_GIVEN DATA_:
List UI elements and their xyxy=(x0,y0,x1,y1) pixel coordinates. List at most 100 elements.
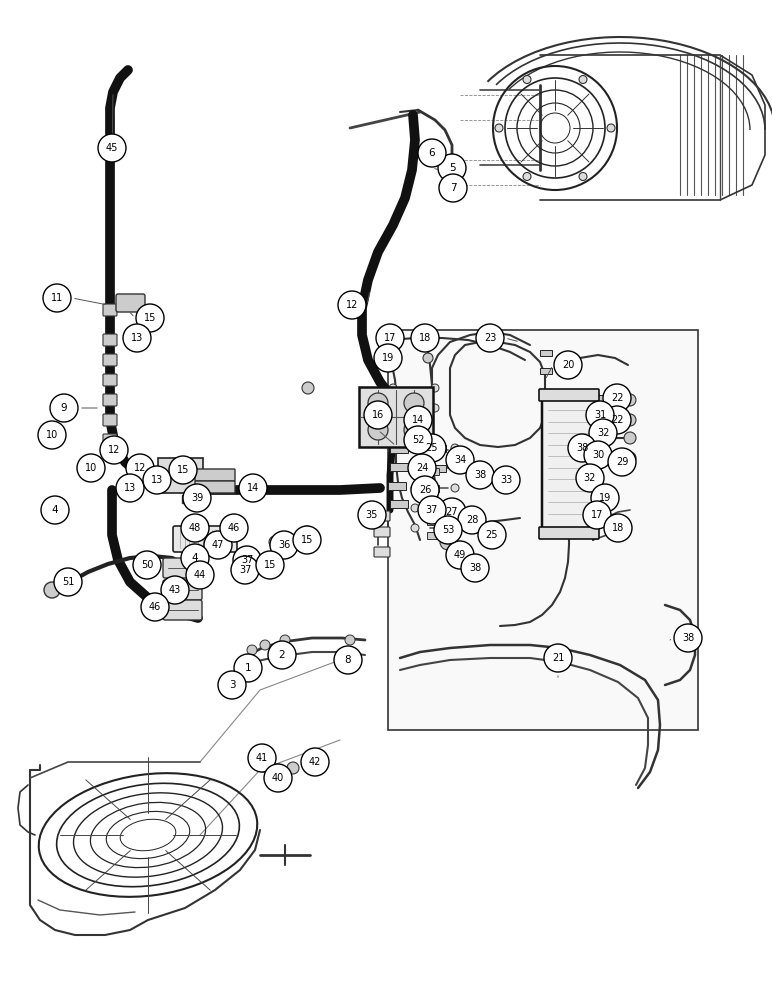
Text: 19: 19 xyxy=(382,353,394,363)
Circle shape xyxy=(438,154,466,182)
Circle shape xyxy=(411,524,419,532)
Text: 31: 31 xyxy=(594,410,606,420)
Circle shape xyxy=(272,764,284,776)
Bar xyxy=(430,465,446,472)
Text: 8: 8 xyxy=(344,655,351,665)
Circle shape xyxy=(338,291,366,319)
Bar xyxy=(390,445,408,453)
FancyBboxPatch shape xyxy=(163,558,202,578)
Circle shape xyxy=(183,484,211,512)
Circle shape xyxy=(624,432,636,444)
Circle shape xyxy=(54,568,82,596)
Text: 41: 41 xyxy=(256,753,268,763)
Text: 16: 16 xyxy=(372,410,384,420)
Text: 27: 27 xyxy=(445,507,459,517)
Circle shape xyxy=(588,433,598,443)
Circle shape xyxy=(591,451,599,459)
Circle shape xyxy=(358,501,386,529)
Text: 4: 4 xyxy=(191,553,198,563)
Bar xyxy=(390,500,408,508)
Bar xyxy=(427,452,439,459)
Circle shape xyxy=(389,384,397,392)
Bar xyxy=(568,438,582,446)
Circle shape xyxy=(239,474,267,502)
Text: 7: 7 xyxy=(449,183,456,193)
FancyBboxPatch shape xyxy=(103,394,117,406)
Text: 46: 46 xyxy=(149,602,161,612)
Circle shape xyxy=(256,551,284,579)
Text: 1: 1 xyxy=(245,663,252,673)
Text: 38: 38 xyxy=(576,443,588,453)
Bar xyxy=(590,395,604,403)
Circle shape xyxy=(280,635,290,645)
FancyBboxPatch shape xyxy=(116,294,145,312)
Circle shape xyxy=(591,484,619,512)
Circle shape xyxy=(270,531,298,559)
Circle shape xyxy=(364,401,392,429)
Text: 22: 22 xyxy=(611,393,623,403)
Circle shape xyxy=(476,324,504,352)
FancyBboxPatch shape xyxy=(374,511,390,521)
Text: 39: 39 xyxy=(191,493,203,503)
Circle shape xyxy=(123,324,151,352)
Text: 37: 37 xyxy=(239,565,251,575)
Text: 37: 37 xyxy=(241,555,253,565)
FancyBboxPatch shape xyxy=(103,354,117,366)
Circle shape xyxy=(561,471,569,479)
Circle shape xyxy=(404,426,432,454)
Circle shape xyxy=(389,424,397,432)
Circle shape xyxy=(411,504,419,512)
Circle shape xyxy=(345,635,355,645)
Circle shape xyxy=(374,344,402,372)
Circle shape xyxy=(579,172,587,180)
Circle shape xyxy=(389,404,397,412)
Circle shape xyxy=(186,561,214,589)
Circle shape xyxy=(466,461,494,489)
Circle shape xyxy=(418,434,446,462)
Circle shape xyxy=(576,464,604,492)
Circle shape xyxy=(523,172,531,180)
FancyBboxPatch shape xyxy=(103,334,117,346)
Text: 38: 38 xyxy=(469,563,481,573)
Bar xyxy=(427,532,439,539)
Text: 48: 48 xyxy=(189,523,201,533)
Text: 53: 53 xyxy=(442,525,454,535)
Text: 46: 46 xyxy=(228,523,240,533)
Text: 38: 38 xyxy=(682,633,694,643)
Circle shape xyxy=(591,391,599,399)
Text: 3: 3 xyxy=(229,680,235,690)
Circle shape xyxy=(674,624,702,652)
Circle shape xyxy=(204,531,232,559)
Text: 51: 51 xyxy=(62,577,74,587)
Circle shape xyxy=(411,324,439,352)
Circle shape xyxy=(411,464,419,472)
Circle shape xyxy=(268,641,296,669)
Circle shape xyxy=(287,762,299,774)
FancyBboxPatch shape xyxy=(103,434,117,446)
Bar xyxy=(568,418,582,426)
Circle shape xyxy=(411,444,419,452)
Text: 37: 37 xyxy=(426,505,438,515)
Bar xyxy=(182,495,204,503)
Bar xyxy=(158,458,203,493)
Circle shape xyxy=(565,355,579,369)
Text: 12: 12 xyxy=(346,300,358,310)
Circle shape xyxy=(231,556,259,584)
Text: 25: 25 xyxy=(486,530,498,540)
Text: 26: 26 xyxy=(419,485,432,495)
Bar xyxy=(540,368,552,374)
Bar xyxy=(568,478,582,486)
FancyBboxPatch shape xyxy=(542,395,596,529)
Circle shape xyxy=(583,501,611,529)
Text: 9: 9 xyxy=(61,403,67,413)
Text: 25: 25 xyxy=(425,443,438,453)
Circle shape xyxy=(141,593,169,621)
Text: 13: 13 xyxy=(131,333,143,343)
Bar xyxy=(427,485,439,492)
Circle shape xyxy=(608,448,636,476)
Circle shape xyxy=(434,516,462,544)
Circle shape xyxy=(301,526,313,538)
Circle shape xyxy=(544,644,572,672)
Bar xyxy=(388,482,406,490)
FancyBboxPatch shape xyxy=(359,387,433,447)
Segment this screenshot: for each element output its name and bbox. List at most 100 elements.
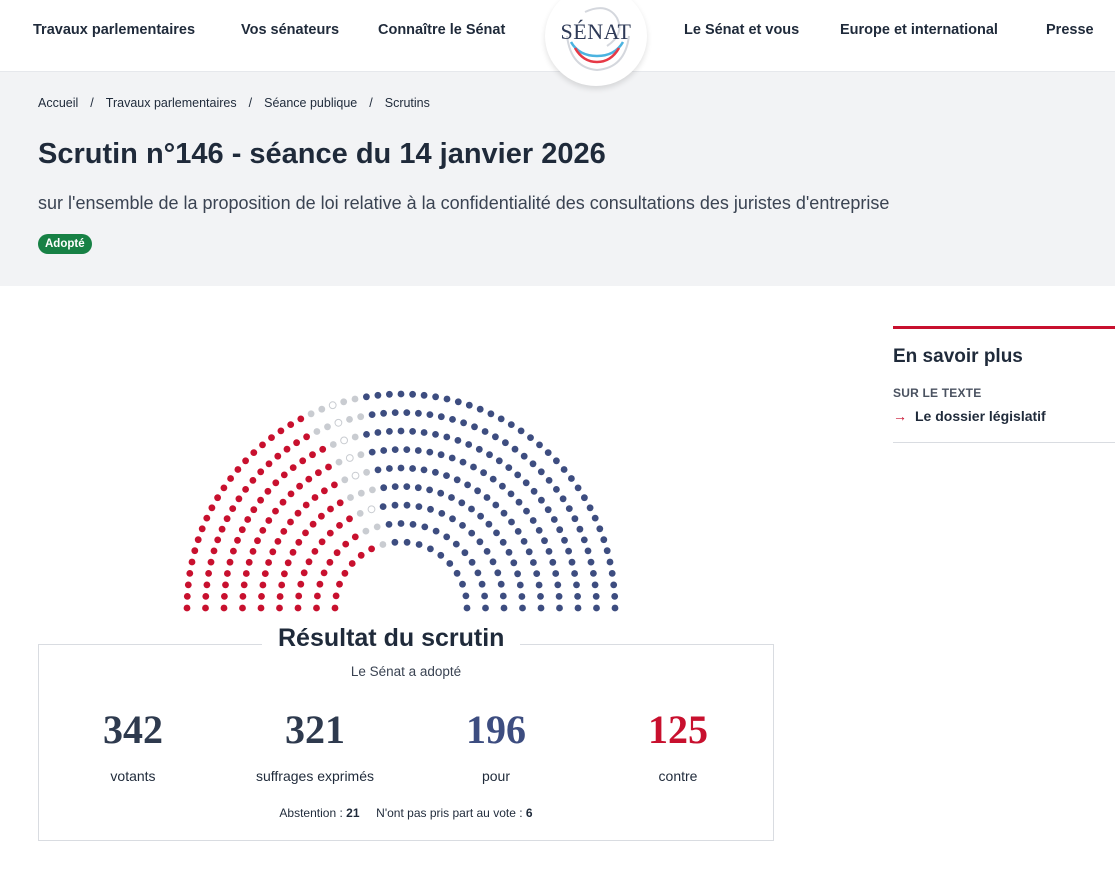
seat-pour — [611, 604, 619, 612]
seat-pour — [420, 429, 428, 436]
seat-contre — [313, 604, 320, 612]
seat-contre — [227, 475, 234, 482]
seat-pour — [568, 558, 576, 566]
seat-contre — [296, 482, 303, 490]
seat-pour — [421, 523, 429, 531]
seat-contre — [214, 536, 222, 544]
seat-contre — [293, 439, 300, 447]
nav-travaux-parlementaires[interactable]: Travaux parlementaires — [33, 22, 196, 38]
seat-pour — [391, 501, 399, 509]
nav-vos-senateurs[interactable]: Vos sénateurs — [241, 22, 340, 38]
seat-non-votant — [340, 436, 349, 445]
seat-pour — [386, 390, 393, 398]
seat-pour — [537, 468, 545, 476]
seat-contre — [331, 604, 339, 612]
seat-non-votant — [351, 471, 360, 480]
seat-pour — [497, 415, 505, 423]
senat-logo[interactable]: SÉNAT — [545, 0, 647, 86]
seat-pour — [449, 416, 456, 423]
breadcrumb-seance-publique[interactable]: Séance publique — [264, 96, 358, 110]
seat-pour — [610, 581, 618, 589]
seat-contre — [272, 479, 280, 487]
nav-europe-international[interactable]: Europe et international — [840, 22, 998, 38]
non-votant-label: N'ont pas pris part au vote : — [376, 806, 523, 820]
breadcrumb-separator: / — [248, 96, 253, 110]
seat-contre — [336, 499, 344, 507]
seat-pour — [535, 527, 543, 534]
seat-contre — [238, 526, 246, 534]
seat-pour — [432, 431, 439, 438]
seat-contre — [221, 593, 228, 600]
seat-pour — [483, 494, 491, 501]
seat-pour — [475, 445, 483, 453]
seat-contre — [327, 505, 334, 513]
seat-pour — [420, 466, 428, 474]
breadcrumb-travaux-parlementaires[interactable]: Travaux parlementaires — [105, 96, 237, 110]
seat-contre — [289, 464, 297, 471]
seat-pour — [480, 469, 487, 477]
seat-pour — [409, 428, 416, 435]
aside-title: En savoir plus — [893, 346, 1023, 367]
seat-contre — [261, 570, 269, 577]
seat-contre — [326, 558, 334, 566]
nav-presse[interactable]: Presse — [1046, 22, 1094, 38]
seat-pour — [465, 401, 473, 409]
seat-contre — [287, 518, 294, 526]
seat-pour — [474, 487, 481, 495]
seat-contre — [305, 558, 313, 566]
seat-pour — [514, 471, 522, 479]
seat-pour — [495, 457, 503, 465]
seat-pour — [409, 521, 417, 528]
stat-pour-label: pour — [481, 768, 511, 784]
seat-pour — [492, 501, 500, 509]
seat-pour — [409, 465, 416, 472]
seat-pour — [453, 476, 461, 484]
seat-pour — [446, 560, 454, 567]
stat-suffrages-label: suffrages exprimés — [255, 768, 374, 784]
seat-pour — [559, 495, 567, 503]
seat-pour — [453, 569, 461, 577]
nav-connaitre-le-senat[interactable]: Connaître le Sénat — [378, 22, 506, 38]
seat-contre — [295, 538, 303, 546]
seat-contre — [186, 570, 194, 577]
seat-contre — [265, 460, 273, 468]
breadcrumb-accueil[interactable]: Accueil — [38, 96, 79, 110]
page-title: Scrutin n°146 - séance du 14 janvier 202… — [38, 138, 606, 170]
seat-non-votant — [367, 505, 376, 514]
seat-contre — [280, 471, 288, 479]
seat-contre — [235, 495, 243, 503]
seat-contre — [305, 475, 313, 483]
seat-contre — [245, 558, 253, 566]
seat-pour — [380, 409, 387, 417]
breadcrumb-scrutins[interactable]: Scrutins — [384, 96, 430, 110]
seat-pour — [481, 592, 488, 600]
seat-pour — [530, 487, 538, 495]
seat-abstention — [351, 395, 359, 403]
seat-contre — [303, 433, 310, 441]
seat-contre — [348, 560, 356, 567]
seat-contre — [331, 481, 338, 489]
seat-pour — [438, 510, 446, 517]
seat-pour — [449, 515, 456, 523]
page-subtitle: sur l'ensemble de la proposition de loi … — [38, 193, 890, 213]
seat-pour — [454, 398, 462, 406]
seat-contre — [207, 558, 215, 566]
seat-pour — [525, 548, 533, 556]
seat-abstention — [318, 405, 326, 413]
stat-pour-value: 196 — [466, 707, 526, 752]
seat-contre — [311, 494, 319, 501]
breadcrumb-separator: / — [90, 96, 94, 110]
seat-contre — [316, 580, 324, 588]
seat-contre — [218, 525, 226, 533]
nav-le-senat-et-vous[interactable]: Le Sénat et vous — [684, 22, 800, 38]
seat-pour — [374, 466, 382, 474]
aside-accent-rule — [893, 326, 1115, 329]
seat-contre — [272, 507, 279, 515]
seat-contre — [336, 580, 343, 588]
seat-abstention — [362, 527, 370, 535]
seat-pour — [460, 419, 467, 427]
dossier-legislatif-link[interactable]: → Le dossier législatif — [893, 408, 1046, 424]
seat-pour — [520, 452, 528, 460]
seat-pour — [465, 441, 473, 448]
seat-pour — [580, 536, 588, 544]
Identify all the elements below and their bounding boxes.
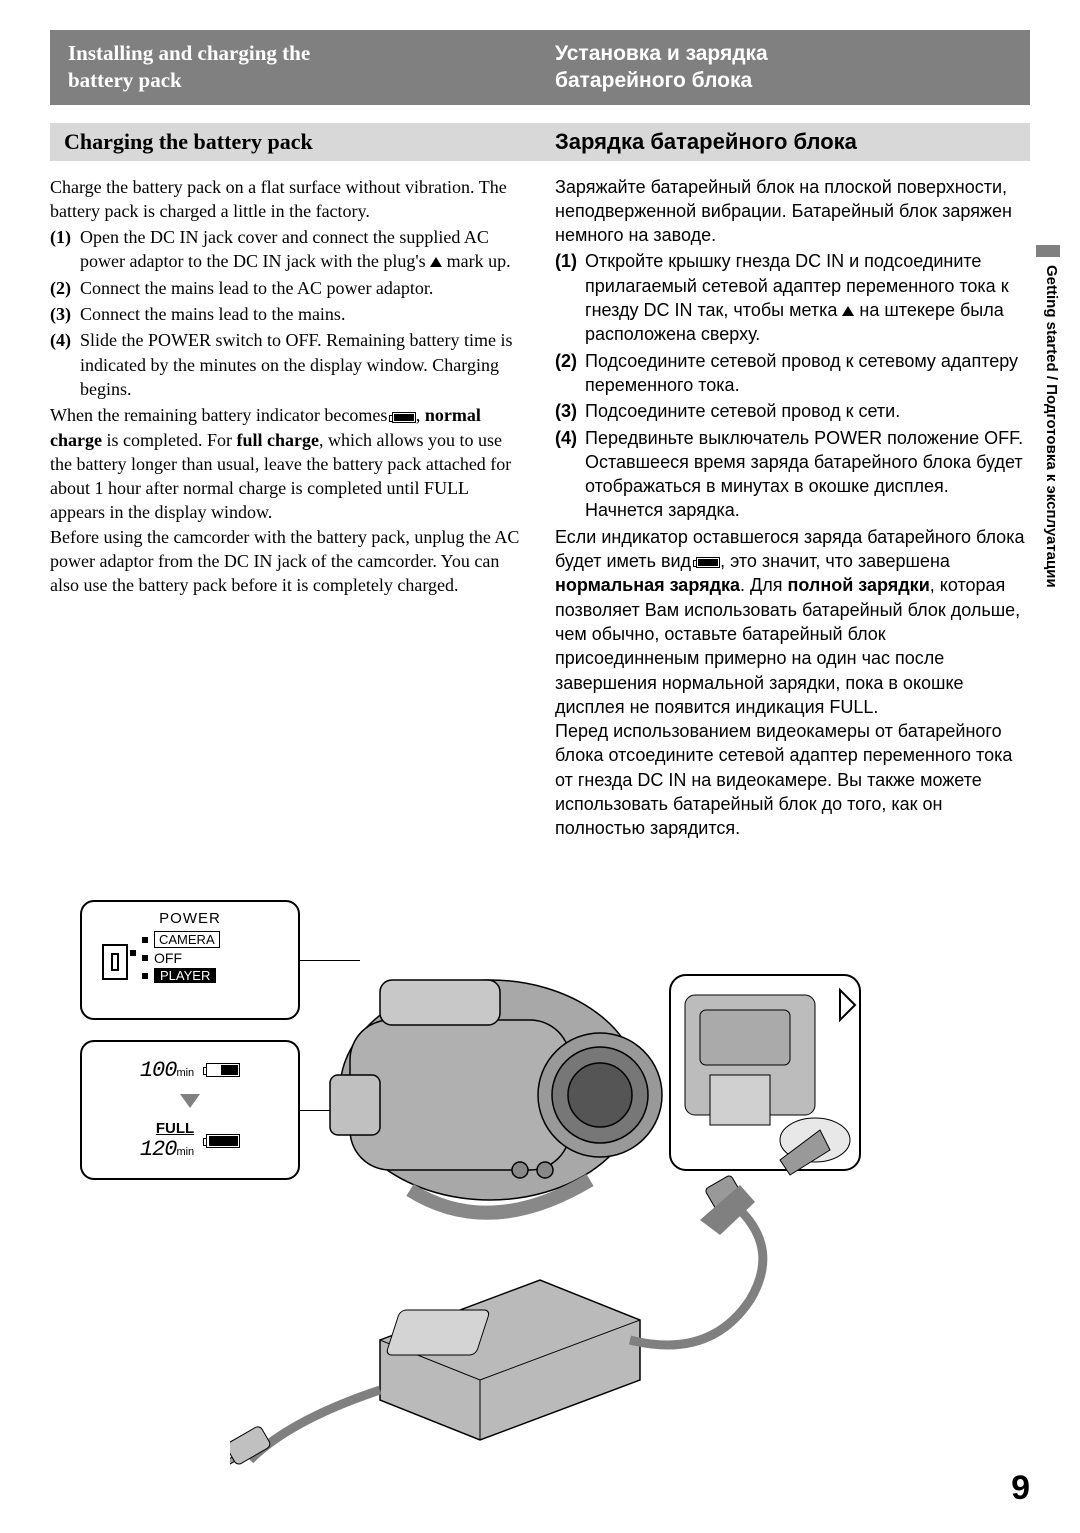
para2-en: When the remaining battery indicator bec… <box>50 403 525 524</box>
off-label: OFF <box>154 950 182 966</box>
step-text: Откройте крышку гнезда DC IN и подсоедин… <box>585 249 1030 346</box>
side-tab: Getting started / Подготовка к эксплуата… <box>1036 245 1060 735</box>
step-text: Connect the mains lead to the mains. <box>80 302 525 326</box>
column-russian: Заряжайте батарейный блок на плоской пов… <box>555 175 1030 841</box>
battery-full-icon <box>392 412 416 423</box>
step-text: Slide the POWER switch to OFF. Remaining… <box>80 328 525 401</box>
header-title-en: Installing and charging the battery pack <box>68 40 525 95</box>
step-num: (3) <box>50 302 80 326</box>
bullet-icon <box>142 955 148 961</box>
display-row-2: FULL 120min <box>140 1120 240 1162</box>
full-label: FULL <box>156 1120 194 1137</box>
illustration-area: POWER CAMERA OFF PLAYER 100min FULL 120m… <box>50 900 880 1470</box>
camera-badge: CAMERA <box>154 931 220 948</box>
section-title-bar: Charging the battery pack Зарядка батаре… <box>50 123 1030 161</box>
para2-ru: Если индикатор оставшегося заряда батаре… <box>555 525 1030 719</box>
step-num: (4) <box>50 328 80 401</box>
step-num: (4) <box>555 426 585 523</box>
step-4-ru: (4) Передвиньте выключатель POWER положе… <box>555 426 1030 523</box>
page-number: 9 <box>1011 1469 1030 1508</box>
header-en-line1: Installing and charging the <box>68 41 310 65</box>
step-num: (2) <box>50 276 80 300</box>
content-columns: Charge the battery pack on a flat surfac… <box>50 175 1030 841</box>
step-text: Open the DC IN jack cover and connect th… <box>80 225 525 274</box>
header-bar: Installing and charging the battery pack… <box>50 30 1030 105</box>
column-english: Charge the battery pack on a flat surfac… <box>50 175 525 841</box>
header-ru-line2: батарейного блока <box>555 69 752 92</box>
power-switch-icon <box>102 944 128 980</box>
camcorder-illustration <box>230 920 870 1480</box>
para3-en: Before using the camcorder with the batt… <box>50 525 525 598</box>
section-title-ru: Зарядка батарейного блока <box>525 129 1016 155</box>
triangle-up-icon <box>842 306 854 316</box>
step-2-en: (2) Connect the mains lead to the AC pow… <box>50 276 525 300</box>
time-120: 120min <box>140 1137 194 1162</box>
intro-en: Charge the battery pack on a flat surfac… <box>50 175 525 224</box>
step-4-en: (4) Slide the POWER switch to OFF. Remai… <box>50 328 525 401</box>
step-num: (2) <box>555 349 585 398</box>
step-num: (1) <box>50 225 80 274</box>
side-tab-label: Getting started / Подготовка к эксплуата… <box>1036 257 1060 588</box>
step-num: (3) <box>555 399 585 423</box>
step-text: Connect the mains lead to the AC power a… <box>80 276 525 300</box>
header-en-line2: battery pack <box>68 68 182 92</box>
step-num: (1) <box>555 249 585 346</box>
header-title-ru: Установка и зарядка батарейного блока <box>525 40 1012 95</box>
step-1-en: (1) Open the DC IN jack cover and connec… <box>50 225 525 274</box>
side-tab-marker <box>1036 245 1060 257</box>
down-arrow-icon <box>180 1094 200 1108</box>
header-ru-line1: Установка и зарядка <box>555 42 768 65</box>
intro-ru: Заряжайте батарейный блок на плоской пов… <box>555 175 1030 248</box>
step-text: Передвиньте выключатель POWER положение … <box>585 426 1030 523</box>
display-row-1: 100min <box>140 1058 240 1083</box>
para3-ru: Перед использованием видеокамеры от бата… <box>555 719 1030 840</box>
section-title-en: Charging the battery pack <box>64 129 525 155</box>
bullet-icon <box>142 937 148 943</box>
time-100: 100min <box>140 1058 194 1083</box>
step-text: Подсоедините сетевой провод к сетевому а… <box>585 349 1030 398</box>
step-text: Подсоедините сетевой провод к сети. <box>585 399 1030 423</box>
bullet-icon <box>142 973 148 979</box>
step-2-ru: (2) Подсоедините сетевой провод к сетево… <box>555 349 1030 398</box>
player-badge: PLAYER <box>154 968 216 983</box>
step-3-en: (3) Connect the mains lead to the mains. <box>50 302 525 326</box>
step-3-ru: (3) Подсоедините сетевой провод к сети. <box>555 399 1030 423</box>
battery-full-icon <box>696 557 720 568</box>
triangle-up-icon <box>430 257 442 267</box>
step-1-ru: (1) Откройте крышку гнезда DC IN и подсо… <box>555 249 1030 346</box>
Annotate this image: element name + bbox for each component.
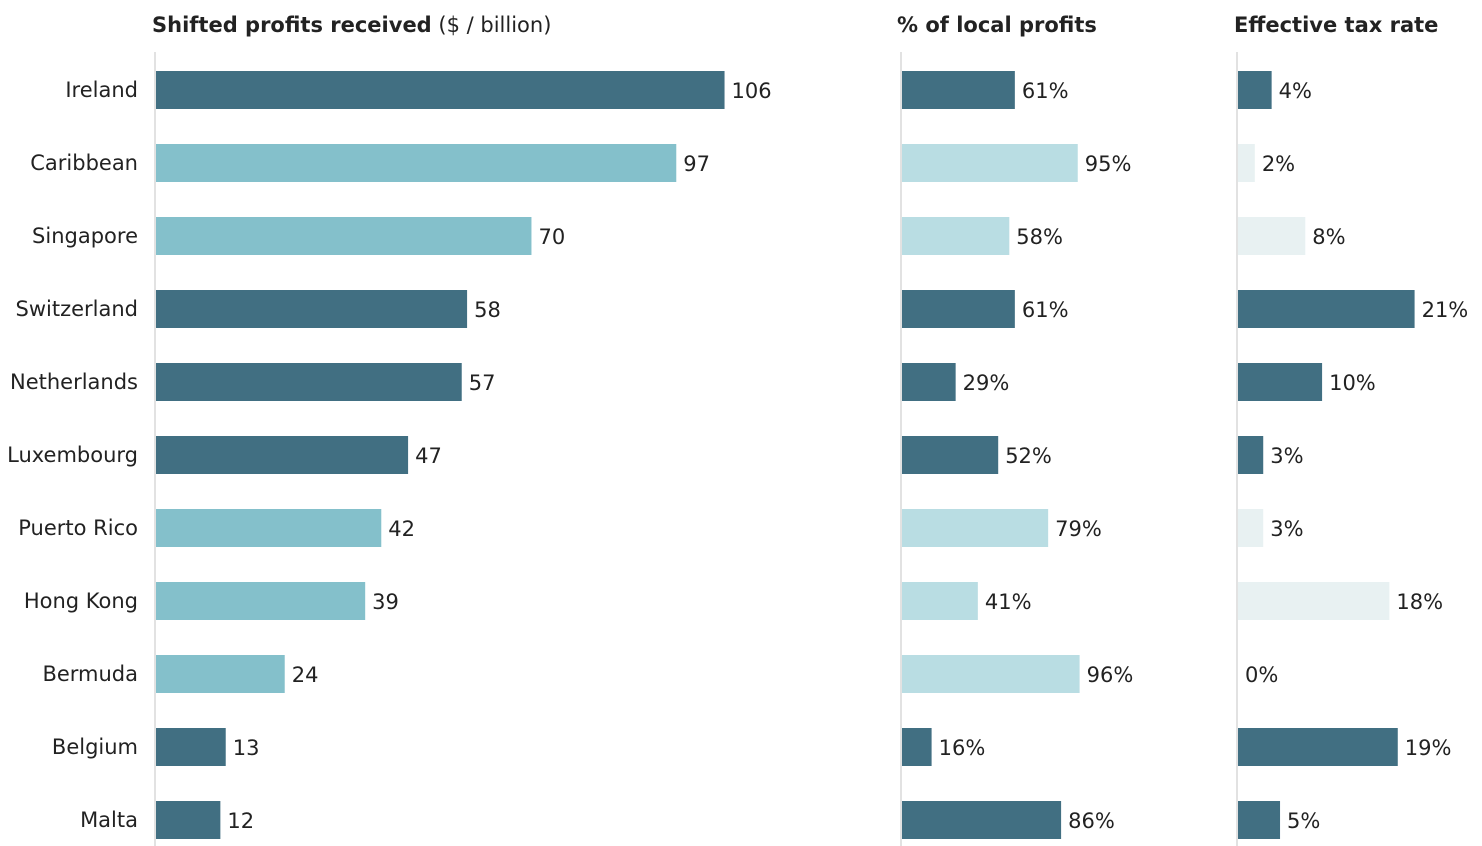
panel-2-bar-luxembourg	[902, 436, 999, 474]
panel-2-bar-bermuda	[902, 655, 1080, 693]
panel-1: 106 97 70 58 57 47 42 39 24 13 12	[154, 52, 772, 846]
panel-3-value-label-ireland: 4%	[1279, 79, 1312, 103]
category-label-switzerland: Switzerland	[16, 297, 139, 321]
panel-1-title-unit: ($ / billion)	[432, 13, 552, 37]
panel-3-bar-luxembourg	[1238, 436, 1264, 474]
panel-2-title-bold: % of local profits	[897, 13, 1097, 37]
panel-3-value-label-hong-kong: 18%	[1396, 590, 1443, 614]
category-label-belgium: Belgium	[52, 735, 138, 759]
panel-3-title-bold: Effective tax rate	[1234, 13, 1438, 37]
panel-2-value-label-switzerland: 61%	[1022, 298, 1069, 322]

_REQUIRED TASK_:
Rewrite the stretch from the line containing "436, 999, 474]" through the end of the items, changing "luxembourg" to "netherlands" and leaving everything else as it is.

_ANSWER TO THIS TASK_:
panel-2-bar-netherlands	[902, 436, 999, 474]
panel-2-bar-bermuda	[902, 655, 1080, 693]
panel-1: 106 97 70 58 57 47 42 39 24 13 12	[154, 52, 772, 846]
panel-3-value-label-ireland: 4%	[1279, 79, 1312, 103]
category-label-switzerland: Switzerland	[16, 297, 139, 321]
panel-1-title-unit: ($ / billion)	[432, 13, 552, 37]
panel-3-bar-netherlands	[1238, 436, 1264, 474]
panel-2-title-bold: % of local profits	[897, 13, 1097, 37]
panel-3-value-label-hong-kong: 18%	[1396, 590, 1443, 614]
category-label-belgium: Belgium	[52, 735, 138, 759]
panel-3-title-bold: Effective tax rate	[1234, 13, 1438, 37]
panel-2-value-label-switzerland: 61%	[1022, 298, 1069, 322]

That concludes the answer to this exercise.